[Task goal]:
In the page extract on tech layoffs, condense the paragraph beginning "In a similar message to Google staff" into a short bulleted list that keeps its main facts.

Microsoft and Alphabet became the latest companies to announce major job cuts last week amid a wave of layoffs that is sweeping across the tech sector. While Microsoft will reduce its global workforce by 10,000 people, Google parent Alphabet will cut 12,000 jobs in what is the largest layoff in the company’s history.

“We’re living through times of significant change,” Microsoft CEO Satya Nadella said in a memo to employees, mentioning a slowdown in digital spending, global recession fears and “the next major wave of computing” thanks to advances in AI. To address these changes, Nadella wrote, Microsoft would align its cost structure with its revenue and customer demand, while continuing to invest in strategic areas for the future. “These are the kinds of hard choices we have made throughout our 47-year history to remain a consequential company in this industry that is unforgiving to anyone who doesn’t adapt to platform shifts,” Nadella wrote, possibly aware of the fact that Microsoft could have handled the last platform shift (i.e. the shift to mobile) better.

In a similar message to Google staff, Sundar Pichai addressed the large-scale layoffs saying that during the last two years of dramatic growth, his company hired for a “different economic reality than the one we face today.” Interestingly, like Nadella, Pichai also identified the shift to AI as a catalyst for future performance. Thanks to his company’s early investments in the field, he wrote, “Google’s products are better than ever. We have a substantial opportunity in front of us with AI across our products and are prepared to approach it boldly and responsibly.”

[Data for document understanding]:
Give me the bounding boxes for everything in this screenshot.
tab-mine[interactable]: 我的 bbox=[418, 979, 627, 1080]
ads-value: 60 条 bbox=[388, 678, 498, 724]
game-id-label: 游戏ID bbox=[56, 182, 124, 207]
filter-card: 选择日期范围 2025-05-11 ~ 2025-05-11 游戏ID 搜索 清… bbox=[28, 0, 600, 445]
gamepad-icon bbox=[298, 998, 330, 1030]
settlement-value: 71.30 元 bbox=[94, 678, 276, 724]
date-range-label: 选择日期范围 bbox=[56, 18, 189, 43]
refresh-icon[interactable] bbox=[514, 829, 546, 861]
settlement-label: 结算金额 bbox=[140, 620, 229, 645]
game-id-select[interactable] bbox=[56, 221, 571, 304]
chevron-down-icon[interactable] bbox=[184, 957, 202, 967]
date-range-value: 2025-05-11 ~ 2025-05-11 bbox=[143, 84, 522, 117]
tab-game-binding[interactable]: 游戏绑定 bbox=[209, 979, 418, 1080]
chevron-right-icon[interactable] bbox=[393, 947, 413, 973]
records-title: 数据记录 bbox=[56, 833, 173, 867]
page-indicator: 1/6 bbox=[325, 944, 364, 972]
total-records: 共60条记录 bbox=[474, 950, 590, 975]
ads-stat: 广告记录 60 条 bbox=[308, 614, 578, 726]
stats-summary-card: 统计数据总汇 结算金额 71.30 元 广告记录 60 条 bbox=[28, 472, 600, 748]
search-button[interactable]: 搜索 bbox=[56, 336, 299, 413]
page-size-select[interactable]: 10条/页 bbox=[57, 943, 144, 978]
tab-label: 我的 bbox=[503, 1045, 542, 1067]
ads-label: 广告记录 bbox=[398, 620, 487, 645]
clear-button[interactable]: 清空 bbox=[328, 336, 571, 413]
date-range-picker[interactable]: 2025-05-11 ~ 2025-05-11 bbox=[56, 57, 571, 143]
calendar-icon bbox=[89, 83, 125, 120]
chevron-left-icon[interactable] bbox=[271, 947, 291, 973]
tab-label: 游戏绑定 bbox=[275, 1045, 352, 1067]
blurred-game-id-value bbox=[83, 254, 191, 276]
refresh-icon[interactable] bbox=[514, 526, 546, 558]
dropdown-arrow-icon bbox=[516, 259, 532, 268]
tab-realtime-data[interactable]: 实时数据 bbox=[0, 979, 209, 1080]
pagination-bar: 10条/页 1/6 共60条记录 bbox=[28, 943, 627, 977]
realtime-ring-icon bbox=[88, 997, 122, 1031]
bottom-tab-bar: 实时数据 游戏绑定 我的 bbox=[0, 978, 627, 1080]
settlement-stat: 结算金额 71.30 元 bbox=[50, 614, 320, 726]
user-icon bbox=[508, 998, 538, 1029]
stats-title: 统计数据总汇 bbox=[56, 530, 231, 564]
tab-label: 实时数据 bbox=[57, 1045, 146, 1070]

[Exercise result]:
- In a message to Google staff, Sundar Pichai addressed the large-scale layoffs.
- He said that during the last two years of dramatic growth, his company hired for a "different economic reality than the one we face today."
- Like Nadella, he named the shift to AI as a catalyst for future performance.
- He credited the company's early investments in AI with making Google's products "better than ever."
- He saw a substantial opportunity with AI across Google's products and said the company is prepared to approach it "boldly and responsibly."